- Extract provided
....

Charlotte author and historian Pamela Grundy describes the anger many people feel towards Brooklyn being destroyed. Grundy says "There are two parts to it. You can remember Brooklyn all you want, but the question is what you do to address the damage that destroying the community did. It's fine to call it Brooklyn Village. It's nice to put up some plaques, but what aspect of that project is actually going to go toward addressing the wrongs that were done." Executive Director of The Brooklyn Collective, Monique Douglas, added "Progress is necessary. But [they need to] ensure that as they're bringing in projects and taking on that name, Brooklyn, that they're making sure they also incorporate the true history within whatever projects they're doing. We have the historic buildings that are still there too. There should be collaboration between the new and the real Brooklyn."

....

- Given request 1
Count the lines in the listing that contain the string "tile". Reply with only the number.
The passage above has no connection to the listing that comes after it.

....

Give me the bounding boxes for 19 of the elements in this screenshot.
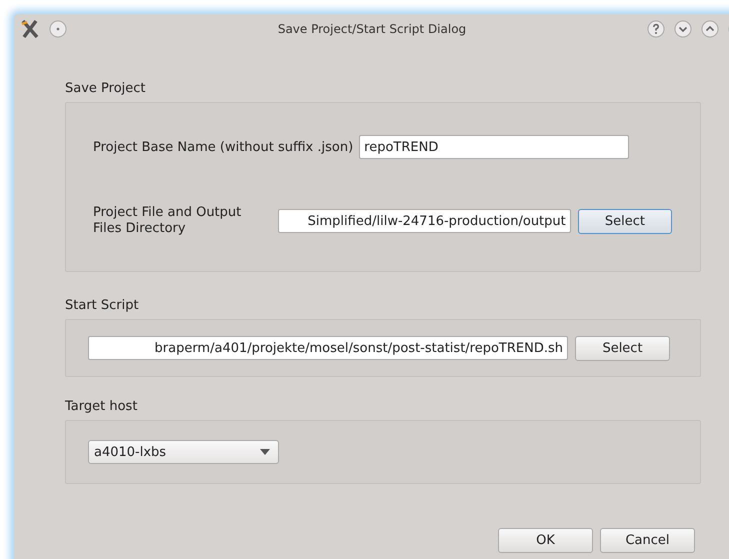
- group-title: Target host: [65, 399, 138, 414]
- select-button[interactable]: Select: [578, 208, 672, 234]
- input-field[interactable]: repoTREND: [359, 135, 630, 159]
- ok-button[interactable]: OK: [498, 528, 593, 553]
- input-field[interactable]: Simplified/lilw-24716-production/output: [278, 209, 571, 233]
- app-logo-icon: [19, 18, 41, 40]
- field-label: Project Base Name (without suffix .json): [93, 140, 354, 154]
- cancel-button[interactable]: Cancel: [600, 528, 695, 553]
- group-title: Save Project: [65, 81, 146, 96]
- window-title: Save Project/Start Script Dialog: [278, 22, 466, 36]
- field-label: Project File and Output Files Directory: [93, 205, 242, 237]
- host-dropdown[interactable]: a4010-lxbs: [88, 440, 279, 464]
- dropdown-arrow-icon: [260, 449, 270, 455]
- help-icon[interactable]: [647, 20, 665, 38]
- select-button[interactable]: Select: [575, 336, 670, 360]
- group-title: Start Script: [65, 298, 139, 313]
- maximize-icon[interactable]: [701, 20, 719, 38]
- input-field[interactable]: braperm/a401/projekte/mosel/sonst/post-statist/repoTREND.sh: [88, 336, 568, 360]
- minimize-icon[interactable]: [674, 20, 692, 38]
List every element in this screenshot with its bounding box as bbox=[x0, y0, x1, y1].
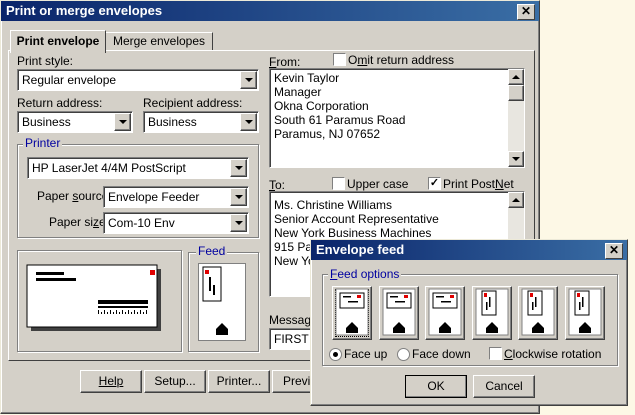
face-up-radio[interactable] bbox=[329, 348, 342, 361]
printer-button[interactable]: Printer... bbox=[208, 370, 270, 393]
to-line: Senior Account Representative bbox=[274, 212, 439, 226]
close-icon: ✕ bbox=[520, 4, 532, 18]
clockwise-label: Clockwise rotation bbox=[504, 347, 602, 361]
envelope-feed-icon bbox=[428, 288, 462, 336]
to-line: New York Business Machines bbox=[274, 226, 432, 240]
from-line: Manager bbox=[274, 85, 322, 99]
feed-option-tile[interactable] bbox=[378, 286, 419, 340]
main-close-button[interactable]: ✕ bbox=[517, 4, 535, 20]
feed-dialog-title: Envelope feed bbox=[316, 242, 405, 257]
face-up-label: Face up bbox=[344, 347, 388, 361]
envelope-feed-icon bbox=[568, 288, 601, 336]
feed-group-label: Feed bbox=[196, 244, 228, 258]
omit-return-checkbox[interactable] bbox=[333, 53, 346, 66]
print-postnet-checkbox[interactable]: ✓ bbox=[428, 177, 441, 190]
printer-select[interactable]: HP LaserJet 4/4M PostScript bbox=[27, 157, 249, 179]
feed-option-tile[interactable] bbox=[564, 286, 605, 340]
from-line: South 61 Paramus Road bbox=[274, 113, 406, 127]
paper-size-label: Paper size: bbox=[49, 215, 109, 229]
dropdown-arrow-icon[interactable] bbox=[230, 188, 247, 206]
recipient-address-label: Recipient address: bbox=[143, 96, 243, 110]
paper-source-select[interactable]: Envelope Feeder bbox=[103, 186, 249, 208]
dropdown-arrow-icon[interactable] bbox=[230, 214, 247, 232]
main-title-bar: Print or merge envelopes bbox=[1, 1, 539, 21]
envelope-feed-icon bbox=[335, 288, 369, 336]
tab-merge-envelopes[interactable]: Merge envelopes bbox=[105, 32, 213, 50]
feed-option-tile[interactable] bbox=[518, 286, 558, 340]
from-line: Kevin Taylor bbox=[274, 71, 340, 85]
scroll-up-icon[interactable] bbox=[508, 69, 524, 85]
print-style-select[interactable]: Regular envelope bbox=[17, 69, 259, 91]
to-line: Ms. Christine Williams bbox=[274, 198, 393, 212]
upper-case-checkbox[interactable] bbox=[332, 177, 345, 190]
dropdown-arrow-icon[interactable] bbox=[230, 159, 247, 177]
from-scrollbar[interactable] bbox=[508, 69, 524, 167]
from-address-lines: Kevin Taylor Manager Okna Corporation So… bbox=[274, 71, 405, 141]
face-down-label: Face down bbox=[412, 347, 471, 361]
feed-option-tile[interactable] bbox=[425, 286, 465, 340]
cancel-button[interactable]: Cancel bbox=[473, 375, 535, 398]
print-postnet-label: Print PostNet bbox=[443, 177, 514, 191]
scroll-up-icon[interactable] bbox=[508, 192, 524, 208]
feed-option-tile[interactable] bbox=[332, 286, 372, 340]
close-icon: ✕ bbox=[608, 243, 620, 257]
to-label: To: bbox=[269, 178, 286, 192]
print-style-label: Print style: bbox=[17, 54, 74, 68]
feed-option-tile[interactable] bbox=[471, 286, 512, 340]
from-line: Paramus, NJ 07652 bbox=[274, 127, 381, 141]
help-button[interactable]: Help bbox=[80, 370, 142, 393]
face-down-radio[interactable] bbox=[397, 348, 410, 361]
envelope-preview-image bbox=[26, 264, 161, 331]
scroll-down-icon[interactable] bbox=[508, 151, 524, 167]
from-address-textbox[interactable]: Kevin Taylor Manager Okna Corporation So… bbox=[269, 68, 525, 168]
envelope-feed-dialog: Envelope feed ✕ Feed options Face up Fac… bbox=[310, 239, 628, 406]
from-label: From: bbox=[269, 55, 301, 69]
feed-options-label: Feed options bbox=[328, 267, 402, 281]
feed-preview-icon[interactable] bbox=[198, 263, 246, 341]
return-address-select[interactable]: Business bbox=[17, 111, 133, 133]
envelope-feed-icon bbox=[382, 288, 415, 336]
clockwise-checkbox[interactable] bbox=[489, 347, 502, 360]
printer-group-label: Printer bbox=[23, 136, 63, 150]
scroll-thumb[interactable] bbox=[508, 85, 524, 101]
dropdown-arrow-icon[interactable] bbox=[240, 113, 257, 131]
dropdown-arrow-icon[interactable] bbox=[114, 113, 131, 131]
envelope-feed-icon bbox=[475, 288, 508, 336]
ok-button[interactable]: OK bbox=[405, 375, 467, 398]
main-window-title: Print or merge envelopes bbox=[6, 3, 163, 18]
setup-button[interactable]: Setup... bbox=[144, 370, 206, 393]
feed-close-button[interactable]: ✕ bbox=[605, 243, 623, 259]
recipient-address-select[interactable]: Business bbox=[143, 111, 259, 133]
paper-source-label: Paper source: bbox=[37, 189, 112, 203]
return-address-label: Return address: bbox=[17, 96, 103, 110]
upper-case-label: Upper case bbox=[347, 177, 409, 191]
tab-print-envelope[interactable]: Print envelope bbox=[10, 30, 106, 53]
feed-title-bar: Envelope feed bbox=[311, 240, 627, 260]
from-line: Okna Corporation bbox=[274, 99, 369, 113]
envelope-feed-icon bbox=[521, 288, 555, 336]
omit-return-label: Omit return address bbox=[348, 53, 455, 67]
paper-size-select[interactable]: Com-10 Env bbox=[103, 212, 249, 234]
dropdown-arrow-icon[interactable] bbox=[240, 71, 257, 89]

....

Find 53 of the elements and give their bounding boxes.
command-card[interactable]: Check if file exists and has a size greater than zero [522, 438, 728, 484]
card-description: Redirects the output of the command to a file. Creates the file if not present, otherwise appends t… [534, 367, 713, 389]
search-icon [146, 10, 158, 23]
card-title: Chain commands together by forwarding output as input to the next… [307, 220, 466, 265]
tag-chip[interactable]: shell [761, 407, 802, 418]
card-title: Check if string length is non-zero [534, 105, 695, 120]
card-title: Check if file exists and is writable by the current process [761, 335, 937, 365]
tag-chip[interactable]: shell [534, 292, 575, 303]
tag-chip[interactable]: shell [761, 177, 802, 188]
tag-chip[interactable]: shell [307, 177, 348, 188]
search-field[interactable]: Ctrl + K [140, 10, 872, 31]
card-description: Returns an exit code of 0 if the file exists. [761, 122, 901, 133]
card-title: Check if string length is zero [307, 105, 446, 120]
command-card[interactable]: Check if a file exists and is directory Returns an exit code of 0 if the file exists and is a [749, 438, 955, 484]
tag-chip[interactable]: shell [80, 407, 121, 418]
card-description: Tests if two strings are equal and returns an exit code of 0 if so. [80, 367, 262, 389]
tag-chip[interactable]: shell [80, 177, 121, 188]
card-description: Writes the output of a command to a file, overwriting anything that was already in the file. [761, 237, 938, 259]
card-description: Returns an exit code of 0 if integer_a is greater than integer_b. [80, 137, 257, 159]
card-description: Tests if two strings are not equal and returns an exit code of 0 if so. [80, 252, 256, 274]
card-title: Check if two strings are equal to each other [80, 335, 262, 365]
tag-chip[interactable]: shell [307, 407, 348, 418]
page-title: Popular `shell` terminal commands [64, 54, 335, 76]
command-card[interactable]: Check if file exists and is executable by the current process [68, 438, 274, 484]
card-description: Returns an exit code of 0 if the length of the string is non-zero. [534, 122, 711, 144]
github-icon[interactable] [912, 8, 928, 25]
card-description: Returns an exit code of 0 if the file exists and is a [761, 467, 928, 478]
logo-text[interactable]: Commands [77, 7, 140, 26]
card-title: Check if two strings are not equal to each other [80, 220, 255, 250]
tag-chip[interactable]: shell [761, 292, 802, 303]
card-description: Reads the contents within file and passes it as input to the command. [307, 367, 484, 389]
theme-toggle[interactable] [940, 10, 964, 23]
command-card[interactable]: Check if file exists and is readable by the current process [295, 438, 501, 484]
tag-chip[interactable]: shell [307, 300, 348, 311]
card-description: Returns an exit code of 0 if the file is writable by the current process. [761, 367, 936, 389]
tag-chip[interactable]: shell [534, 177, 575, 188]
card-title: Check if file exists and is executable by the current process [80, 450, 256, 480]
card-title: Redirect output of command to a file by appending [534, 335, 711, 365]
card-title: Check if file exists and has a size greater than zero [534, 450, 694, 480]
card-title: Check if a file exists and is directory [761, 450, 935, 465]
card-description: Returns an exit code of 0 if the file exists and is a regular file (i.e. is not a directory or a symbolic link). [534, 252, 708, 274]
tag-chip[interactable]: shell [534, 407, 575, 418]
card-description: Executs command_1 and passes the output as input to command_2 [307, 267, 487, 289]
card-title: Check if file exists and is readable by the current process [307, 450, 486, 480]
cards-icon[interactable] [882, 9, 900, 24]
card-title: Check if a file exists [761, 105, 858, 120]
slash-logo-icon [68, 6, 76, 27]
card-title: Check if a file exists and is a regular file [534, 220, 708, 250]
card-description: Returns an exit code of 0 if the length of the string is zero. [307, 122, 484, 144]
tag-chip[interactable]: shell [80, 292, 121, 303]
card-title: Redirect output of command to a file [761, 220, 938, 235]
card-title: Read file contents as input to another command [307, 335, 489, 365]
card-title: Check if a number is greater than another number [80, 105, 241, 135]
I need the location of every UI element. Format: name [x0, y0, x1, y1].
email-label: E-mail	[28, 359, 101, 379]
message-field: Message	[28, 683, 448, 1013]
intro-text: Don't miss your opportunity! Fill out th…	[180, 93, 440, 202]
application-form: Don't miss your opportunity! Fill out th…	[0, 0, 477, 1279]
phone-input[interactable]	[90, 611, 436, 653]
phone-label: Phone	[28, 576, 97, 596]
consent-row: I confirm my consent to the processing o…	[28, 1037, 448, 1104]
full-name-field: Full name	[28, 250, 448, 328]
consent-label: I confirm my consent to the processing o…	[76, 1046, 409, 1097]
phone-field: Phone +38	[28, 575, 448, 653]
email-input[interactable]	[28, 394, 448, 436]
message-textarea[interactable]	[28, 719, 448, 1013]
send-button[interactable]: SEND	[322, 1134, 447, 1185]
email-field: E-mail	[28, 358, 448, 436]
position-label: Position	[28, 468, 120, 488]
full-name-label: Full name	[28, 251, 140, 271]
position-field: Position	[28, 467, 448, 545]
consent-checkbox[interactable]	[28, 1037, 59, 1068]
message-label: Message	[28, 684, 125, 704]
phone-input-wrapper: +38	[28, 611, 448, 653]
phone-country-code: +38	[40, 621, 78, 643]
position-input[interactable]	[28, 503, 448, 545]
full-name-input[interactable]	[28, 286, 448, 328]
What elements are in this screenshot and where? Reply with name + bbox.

....

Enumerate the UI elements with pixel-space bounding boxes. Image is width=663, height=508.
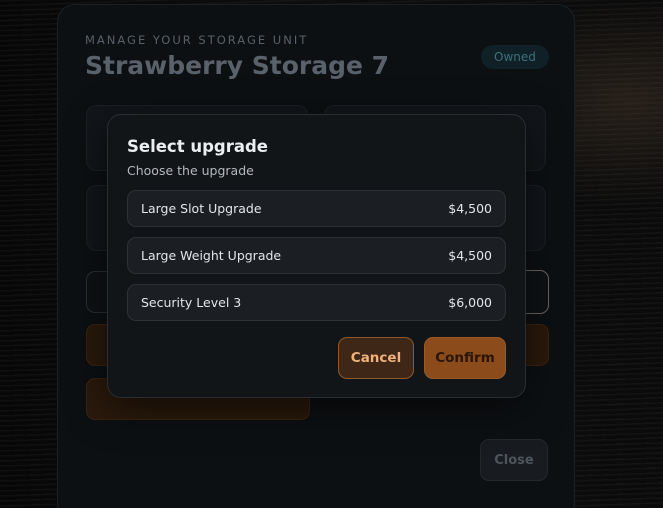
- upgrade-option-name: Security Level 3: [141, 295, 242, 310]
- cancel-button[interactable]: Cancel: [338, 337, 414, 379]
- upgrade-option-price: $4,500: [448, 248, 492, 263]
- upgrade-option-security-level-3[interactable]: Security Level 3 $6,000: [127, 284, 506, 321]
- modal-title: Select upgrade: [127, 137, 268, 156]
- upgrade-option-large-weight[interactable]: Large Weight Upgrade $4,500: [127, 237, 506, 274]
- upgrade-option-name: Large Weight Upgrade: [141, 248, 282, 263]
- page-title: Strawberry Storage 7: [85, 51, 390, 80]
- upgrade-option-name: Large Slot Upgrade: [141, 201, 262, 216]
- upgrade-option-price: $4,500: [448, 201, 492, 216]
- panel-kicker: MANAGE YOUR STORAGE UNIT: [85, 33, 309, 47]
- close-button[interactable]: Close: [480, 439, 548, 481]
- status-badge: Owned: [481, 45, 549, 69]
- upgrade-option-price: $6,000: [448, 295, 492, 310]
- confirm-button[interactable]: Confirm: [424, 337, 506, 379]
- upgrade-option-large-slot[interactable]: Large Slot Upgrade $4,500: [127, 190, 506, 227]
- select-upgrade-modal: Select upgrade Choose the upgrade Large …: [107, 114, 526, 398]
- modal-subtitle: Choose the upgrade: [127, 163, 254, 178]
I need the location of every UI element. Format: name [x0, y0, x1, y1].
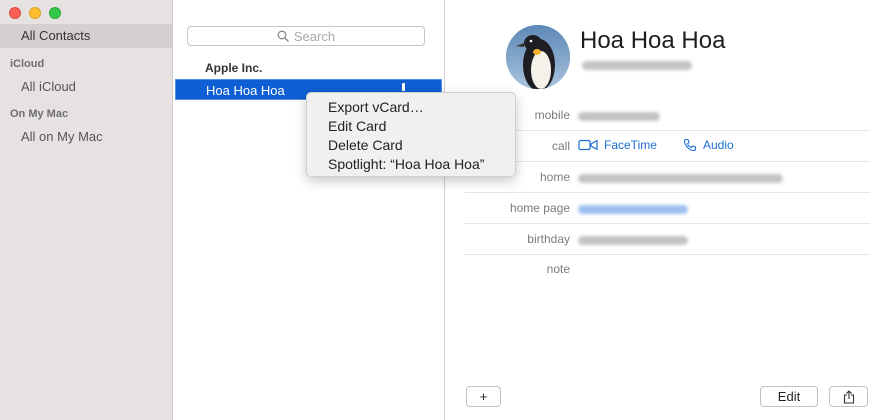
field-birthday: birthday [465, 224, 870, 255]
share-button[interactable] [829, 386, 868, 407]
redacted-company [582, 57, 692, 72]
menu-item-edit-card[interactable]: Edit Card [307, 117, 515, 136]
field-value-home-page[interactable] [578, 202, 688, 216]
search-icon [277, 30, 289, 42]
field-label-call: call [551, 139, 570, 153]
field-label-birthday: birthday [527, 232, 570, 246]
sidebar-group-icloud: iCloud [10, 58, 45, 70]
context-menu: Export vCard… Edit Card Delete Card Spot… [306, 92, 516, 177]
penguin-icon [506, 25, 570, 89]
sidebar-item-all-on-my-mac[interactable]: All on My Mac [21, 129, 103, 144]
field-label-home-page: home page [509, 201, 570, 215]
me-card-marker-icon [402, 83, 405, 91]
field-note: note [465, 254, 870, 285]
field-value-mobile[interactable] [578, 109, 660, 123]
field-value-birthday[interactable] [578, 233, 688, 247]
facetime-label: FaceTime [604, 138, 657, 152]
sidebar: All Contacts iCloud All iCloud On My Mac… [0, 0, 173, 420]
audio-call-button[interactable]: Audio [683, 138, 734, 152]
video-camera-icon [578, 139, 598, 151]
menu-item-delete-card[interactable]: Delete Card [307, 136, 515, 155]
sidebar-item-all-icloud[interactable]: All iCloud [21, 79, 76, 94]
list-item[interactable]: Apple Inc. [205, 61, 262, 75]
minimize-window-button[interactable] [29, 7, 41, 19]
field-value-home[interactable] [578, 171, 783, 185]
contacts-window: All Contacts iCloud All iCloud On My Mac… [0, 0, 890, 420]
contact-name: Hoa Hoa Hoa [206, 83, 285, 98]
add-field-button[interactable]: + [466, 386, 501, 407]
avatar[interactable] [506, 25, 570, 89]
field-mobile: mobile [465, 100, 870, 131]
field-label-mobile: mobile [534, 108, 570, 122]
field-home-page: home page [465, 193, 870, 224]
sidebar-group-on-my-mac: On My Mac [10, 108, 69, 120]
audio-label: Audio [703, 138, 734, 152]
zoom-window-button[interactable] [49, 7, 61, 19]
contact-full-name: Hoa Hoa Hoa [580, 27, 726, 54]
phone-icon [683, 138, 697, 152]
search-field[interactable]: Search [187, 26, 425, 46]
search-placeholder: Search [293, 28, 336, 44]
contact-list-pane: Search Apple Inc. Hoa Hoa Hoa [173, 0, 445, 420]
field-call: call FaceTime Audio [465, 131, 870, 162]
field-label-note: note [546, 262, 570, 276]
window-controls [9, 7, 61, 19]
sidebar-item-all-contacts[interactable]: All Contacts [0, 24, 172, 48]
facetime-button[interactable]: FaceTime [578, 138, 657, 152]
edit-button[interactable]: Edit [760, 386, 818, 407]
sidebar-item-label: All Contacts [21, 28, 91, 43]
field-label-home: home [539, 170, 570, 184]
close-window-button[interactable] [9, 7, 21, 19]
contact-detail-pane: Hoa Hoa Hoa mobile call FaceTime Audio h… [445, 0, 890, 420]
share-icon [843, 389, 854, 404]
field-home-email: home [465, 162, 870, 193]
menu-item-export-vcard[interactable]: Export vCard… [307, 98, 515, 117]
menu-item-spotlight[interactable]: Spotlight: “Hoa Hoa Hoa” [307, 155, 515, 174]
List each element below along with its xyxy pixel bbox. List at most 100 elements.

....

- Given request 2
List every distinct name in the passage about Brooklyn that includes the word "Brooklyn".

- Complete response 1
6

- Complete response 2
Brooklyn; Brooklyn Village; The Brooklyn Collective